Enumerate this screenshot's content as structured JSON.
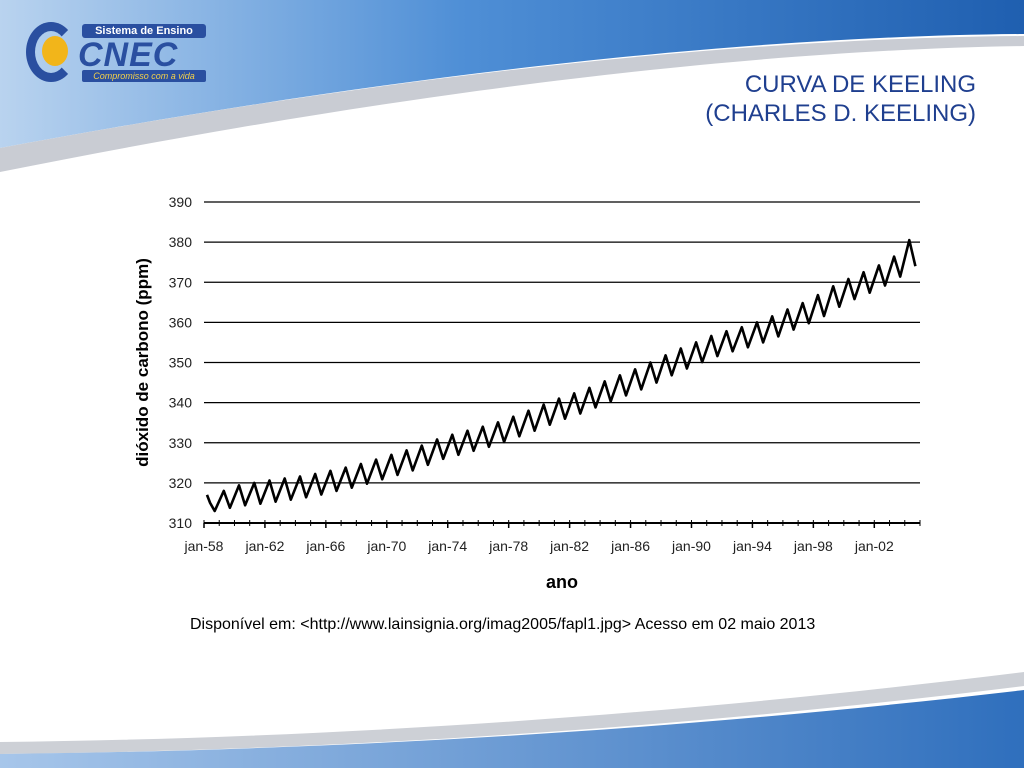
{
  "header": {
    "logo": {
      "top_text": "Sistema de Ensino",
      "main_text": "CNEC",
      "tagline": "Compromisso com a vida"
    },
    "title_line1": "CURVA DE KEELING",
    "title_line2": "(CHARLES D. KEELING)"
  },
  "colors": {
    "title": "#1f3f8f",
    "band_blue": "#2f6fbd",
    "band_gray": "#c9ccd3",
    "curve": "#000000"
  },
  "chart_data": {
    "type": "line",
    "title": "",
    "xlabel": "ano",
    "ylabel": "dióxido de carbono (ppm)",
    "ylim": [
      310,
      390
    ],
    "yticks": [
      310,
      320,
      330,
      340,
      350,
      360,
      370,
      380,
      390
    ],
    "xlim": [
      1958.0,
      2005.0
    ],
    "xticks": [
      {
        "value": 1958,
        "label": "jan-58"
      },
      {
        "value": 1962,
        "label": "jan-62"
      },
      {
        "value": 1966,
        "label": "jan-66"
      },
      {
        "value": 1970,
        "label": "jan-70"
      },
      {
        "value": 1974,
        "label": "jan-74"
      },
      {
        "value": 1978,
        "label": "jan-78"
      },
      {
        "value": 1982,
        "label": "jan-82"
      },
      {
        "value": 1986,
        "label": "jan-86"
      },
      {
        "value": 1990,
        "label": "jan-90"
      },
      {
        "value": 1994,
        "label": "jan-94"
      },
      {
        "value": 1998,
        "label": "jan-98"
      },
      {
        "value": 2002,
        "label": "jan-02"
      }
    ],
    "grid": true,
    "series": [
      {
        "x": [
          1958.2,
          1958.4,
          1958.7,
          1959.3,
          1959.7,
          1960.3,
          1960.7,
          1961.3,
          1961.7,
          1962.3,
          1962.7,
          1963.3,
          1963.7,
          1964.3,
          1964.7,
          1965.3,
          1965.7,
          1966.3,
          1966.7,
          1967.3,
          1967.7,
          1968.3,
          1968.7,
          1969.3,
          1969.7,
          1970.3,
          1970.7,
          1971.3,
          1971.7,
          1972.3,
          1972.7,
          1973.3,
          1973.7,
          1974.3,
          1974.7,
          1975.3,
          1975.7,
          1976.3,
          1976.7,
          1977.3,
          1977.7,
          1978.3,
          1978.7,
          1979.3,
          1979.7,
          1980.3,
          1980.7,
          1981.3,
          1981.7,
          1982.3,
          1982.7,
          1983.3,
          1983.7,
          1984.3,
          1984.7,
          1985.3,
          1985.7,
          1986.3,
          1986.7,
          1987.3,
          1987.7,
          1988.3,
          1988.7,
          1989.3,
          1989.7,
          1990.3,
          1990.7,
          1991.3,
          1991.7,
          1992.3,
          1992.7,
          1993.3,
          1993.7,
          1994.3,
          1994.7,
          1995.3,
          1995.7,
          1996.3,
          1996.7,
          1997.3,
          1997.7,
          1998.3,
          1998.7,
          1999.3,
          1999.7,
          2000.3,
          2000.7,
          2001.3,
          2001.7,
          2002.3,
          2002.7,
          2003.3,
          2003.7,
          2004.3,
          2004.7
        ],
        "y": [
          317.0,
          315.0,
          313.0,
          318.0,
          313.8,
          319.4,
          314.4,
          320.0,
          314.8,
          320.6,
          315.3,
          321.1,
          315.8,
          321.6,
          316.4,
          322.2,
          317.1,
          323.0,
          318.0,
          323.8,
          318.8,
          324.7,
          319.8,
          325.8,
          320.9,
          327.0,
          322.0,
          328.1,
          323.1,
          329.3,
          324.5,
          330.8,
          326.0,
          332.0,
          327.0,
          333.0,
          328.0,
          334.0,
          329.0,
          335.1,
          330.2,
          336.5,
          331.6,
          338.0,
          333.0,
          339.5,
          334.5,
          341.0,
          336.0,
          342.3,
          337.3,
          343.7,
          338.8,
          345.3,
          340.3,
          346.8,
          341.8,
          348.3,
          343.3,
          350.0,
          345.0,
          351.8,
          346.8,
          353.5,
          348.5,
          355.0,
          350.1,
          356.6,
          351.6,
          357.8,
          352.8,
          358.8,
          353.8,
          360.0,
          355.0,
          361.5,
          356.5,
          363.2,
          358.2,
          364.8,
          359.8,
          366.8,
          361.6,
          369.0,
          363.9,
          370.8,
          365.8,
          372.5,
          367.4,
          374.2,
          369.2,
          376.4,
          371.4,
          380.5,
          374.0
        ]
      }
    ]
  },
  "caption": "Disponível em: <http://www.lainsignia.org/imag2005/fapl1.jpg> Acesso em 02 maio 2013"
}
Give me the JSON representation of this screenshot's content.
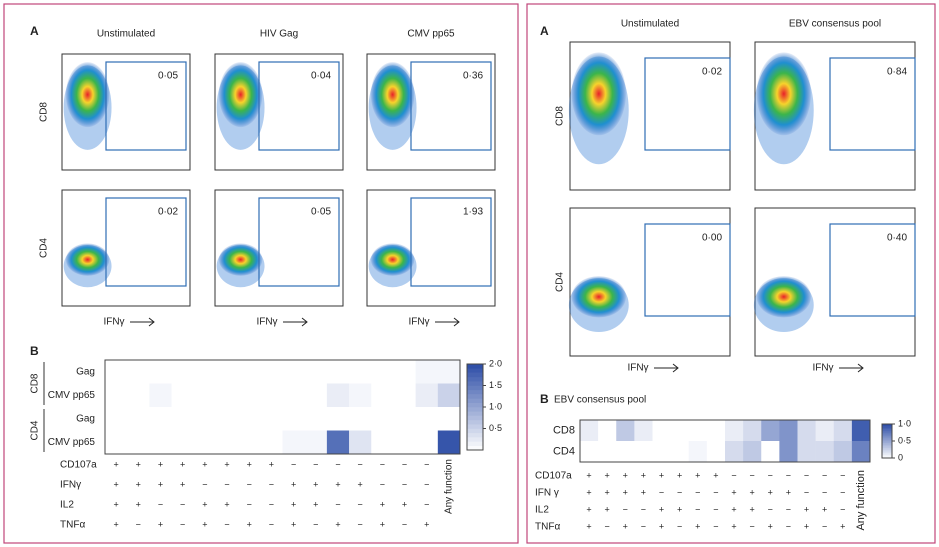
{
  "left": {
    "panel_a": {
      "label": "A",
      "columns": [
        "Unstimulated",
        "HIV Gag",
        "CMV pp65"
      ],
      "rows": [
        "CD8",
        "CD4"
      ],
      "gates": [
        [
          "0·05",
          "0·04",
          "0·36"
        ],
        [
          "0·02",
          "0·05",
          "1·93"
        ]
      ],
      "x_label": "IFNγ"
    },
    "panel_b": {
      "label": "B",
      "groups": [
        {
          "name": "CD8",
          "rows": [
            "Gag",
            "CMV pp65"
          ]
        },
        {
          "name": "CD4",
          "rows": [
            "Gag",
            "CMV pp65"
          ]
        }
      ],
      "functions": [
        "CD107a",
        "IFNγ",
        "IL2",
        "TNFα"
      ],
      "signs": [
        [
          "+",
          "+",
          "+",
          "+",
          "+",
          "+",
          "+",
          "+",
          "−",
          "−",
          "−",
          "−",
          "−",
          "−",
          "−"
        ],
        [
          "+",
          "+",
          "+",
          "+",
          "−",
          "−",
          "−",
          "−",
          "+",
          "+",
          "+",
          "+",
          "−",
          "−",
          "−"
        ],
        [
          "+",
          "+",
          "−",
          "−",
          "+",
          "+",
          "−",
          "−",
          "+",
          "+",
          "−",
          "−",
          "+",
          "+",
          "−"
        ],
        [
          "+",
          "−",
          "+",
          "−",
          "+",
          "−",
          "+",
          "−",
          "+",
          "−",
          "+",
          "−",
          "+",
          "−",
          "+"
        ]
      ],
      "any_label": "Any function",
      "heat": [
        [
          0,
          0,
          0,
          0,
          0,
          0,
          0,
          0,
          0,
          0,
          0,
          0,
          0,
          0,
          0.1,
          0.1
        ],
        [
          0,
          0,
          0.1,
          0,
          0,
          0,
          0,
          0,
          0,
          0,
          0.2,
          0.1,
          0,
          0,
          0.2,
          0.5
        ],
        [
          0,
          0,
          0,
          0,
          0,
          0,
          0,
          0,
          0,
          0,
          0,
          0,
          0,
          0,
          0,
          0
        ],
        [
          0,
          0,
          0,
          0,
          0,
          0,
          0,
          0,
          0.1,
          0.1,
          1.6,
          0.3,
          0,
          0,
          0,
          1.9
        ]
      ],
      "colormap": [
        "#ffffff",
        "#2b4ca6"
      ],
      "clim": [
        0,
        2
      ],
      "cticks": [
        {
          "value": 2,
          "label": "2·0"
        },
        {
          "value": 1.5,
          "label": "1·5"
        },
        {
          "value": 1,
          "label": "1·0"
        },
        {
          "value": 0.5,
          "label": "0·5"
        }
      ]
    }
  },
  "right": {
    "panel_a": {
      "label": "A",
      "columns": [
        "Unstimulated",
        "EBV consensus pool"
      ],
      "rows": [
        "CD8",
        "CD4"
      ],
      "gates": [
        [
          "0·02",
          "0·84"
        ],
        [
          "0·00",
          "0·40"
        ]
      ],
      "x_label": "IFNγ"
    },
    "panel_b": {
      "label": "B",
      "title": "EBV consensus pool",
      "groups": [
        {
          "rows": [
            "CD8",
            "CD4"
          ]
        }
      ],
      "functions": [
        "CD107a",
        "IFN γ",
        "IL2",
        "TNFα"
      ],
      "signs": [
        [
          "+",
          "+",
          "+",
          "+",
          "+",
          "+",
          "+",
          "+",
          "−",
          "−",
          "−",
          "−",
          "−",
          "−",
          "−"
        ],
        [
          "+",
          "+",
          "+",
          "+",
          "−",
          "−",
          "−",
          "−",
          "+",
          "+",
          "+",
          "+",
          "−",
          "−",
          "−"
        ],
        [
          "+",
          "+",
          "−",
          "−",
          "+",
          "+",
          "−",
          "−",
          "+",
          "+",
          "−",
          "−",
          "+",
          "+",
          "−"
        ],
        [
          "+",
          "−",
          "+",
          "−",
          "+",
          "−",
          "+",
          "−",
          "+",
          "−",
          "+",
          "−",
          "+",
          "−",
          "+"
        ]
      ],
      "any_label": "Any function",
      "heat": [
        [
          0.1,
          0,
          0.3,
          0.1,
          0,
          0,
          0,
          0,
          0.1,
          0.2,
          0.5,
          0.6,
          0.2,
          0.1,
          0.2,
          0.9
        ],
        [
          0,
          0,
          0,
          0,
          0,
          0,
          0.05,
          0,
          0.2,
          0.3,
          0,
          0.6,
          0.2,
          0.2,
          0.3,
          0.7
        ]
      ],
      "colormap": [
        "#ffffff",
        "#2b4ca6"
      ],
      "clim": [
        0,
        1
      ],
      "cticks": [
        {
          "value": 1,
          "label": "1·0"
        },
        {
          "value": 0.5,
          "label": "0·5"
        },
        0
      ]
    }
  }
}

● Task instructions
Give only the number of lines in the entries above that hold the string "consensus".

● Problem solution
2